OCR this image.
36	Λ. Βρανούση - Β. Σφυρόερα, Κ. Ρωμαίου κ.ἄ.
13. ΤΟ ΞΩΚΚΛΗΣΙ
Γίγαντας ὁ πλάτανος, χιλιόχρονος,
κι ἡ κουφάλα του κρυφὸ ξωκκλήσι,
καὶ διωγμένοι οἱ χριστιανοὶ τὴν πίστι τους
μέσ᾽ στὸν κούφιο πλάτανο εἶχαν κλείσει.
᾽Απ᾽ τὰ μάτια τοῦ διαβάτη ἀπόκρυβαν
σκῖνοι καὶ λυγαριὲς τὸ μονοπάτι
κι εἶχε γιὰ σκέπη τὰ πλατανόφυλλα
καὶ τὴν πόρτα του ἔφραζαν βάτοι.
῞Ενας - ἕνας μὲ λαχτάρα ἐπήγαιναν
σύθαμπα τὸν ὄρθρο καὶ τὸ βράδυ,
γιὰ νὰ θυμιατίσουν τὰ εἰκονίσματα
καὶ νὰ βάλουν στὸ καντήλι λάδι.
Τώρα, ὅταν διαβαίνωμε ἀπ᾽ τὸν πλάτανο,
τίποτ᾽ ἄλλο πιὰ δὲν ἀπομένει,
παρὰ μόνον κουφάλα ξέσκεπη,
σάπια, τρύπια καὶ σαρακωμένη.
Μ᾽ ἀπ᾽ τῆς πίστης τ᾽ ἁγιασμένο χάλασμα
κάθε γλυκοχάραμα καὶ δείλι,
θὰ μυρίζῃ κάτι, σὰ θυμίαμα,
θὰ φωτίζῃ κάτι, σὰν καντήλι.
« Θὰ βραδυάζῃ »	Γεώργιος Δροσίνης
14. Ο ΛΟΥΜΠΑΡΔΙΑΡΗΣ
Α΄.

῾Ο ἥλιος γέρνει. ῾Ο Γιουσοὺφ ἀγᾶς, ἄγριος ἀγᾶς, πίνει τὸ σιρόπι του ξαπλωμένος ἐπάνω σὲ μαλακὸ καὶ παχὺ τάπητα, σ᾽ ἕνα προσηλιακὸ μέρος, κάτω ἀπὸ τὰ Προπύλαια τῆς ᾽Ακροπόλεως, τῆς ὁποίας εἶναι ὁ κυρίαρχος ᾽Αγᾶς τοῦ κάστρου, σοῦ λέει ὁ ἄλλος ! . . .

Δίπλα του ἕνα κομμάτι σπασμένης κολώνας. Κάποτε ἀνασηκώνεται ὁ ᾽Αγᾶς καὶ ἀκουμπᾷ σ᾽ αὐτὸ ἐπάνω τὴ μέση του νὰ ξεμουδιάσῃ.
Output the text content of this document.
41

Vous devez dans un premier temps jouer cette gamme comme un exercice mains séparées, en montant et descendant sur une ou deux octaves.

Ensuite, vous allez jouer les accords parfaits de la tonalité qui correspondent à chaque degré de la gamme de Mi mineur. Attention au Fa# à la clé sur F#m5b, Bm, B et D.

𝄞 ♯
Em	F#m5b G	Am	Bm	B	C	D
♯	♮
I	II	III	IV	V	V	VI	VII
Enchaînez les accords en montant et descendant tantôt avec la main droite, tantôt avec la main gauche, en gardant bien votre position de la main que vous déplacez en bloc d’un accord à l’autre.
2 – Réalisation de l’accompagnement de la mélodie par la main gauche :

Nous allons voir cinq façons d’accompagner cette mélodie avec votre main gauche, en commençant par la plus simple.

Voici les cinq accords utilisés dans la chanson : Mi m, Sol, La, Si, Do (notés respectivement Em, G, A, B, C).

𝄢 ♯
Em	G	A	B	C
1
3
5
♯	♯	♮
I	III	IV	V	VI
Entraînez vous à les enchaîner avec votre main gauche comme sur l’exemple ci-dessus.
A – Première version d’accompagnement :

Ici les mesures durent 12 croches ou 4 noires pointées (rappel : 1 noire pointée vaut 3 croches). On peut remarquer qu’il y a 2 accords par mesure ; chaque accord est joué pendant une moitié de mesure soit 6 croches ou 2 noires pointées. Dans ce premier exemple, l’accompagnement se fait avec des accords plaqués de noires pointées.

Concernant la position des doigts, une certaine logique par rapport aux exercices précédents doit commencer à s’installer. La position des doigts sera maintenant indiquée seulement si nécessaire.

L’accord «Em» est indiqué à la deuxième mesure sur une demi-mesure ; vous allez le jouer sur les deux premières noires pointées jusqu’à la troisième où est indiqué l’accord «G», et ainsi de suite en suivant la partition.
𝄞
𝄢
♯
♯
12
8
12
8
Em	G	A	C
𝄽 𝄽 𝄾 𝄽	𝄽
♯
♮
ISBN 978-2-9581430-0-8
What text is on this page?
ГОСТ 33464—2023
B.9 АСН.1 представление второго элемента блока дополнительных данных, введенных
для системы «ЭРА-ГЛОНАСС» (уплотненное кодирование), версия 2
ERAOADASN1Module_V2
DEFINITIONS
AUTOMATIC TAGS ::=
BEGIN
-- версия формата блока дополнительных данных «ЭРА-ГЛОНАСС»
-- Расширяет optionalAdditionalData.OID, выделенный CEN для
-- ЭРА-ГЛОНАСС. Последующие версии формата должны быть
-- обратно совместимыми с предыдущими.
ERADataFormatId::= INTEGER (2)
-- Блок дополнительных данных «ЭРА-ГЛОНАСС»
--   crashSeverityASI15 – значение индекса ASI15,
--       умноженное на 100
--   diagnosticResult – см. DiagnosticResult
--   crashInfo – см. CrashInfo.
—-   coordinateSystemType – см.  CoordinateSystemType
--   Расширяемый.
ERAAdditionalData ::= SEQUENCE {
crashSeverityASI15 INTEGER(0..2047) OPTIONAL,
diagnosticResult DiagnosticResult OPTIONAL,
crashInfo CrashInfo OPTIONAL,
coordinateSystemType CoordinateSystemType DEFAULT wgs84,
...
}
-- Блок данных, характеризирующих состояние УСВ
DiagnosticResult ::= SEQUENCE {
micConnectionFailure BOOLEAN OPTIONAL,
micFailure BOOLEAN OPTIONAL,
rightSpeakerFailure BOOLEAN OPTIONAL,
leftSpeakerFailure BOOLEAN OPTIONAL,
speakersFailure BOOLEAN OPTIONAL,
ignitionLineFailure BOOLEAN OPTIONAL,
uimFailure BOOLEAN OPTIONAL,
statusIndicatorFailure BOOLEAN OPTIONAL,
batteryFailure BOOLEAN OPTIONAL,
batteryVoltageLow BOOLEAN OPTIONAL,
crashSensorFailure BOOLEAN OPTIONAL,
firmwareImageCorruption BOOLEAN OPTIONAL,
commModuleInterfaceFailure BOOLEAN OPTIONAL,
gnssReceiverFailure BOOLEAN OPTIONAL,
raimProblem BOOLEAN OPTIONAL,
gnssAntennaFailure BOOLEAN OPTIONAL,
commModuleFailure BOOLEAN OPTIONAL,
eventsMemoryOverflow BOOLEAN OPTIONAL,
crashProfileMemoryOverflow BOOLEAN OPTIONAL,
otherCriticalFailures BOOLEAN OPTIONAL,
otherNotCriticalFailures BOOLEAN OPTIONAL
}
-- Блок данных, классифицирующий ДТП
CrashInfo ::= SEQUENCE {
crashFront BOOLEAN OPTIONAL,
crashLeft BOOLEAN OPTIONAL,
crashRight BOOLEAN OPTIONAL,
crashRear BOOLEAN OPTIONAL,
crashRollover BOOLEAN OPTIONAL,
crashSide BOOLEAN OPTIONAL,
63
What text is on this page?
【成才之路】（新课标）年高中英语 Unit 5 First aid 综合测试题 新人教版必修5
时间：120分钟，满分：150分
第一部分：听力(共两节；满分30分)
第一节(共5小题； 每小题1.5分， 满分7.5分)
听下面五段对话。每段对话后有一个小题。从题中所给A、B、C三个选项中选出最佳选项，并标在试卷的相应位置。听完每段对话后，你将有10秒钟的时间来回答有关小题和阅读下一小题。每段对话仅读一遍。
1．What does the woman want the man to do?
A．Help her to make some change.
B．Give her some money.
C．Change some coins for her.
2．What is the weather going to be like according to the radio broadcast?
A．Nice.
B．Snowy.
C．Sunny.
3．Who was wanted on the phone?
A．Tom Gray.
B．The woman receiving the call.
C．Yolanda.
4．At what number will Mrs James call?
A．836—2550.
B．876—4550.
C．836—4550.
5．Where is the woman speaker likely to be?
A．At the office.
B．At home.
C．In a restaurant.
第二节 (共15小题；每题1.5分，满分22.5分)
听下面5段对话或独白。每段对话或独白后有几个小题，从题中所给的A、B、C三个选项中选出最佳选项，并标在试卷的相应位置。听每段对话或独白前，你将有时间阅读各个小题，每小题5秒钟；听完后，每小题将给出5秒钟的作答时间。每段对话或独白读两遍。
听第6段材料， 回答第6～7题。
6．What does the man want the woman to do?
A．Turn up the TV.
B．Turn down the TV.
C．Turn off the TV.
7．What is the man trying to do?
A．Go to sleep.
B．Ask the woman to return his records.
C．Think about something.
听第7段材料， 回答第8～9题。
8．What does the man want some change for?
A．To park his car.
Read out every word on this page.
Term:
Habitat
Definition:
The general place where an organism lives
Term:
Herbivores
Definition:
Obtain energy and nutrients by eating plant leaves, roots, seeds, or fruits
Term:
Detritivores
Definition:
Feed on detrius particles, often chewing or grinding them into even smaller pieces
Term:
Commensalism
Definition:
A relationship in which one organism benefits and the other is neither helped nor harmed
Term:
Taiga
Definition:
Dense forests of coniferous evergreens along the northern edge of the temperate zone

:::::

▶ _YOUR INSTRUCTIONS_
Copy every line of the records above that contains "дополнительных".

▶ _FULL OUTPUT_
B.9 АСН.1 представление второго элемента блока дополнительных данных, введенных
-- версия формата блока дополнительных данных «ЭРА-ГЛОНАСС»
-- Блок дополнительных данных «ЭРА-ГЛОНАСС»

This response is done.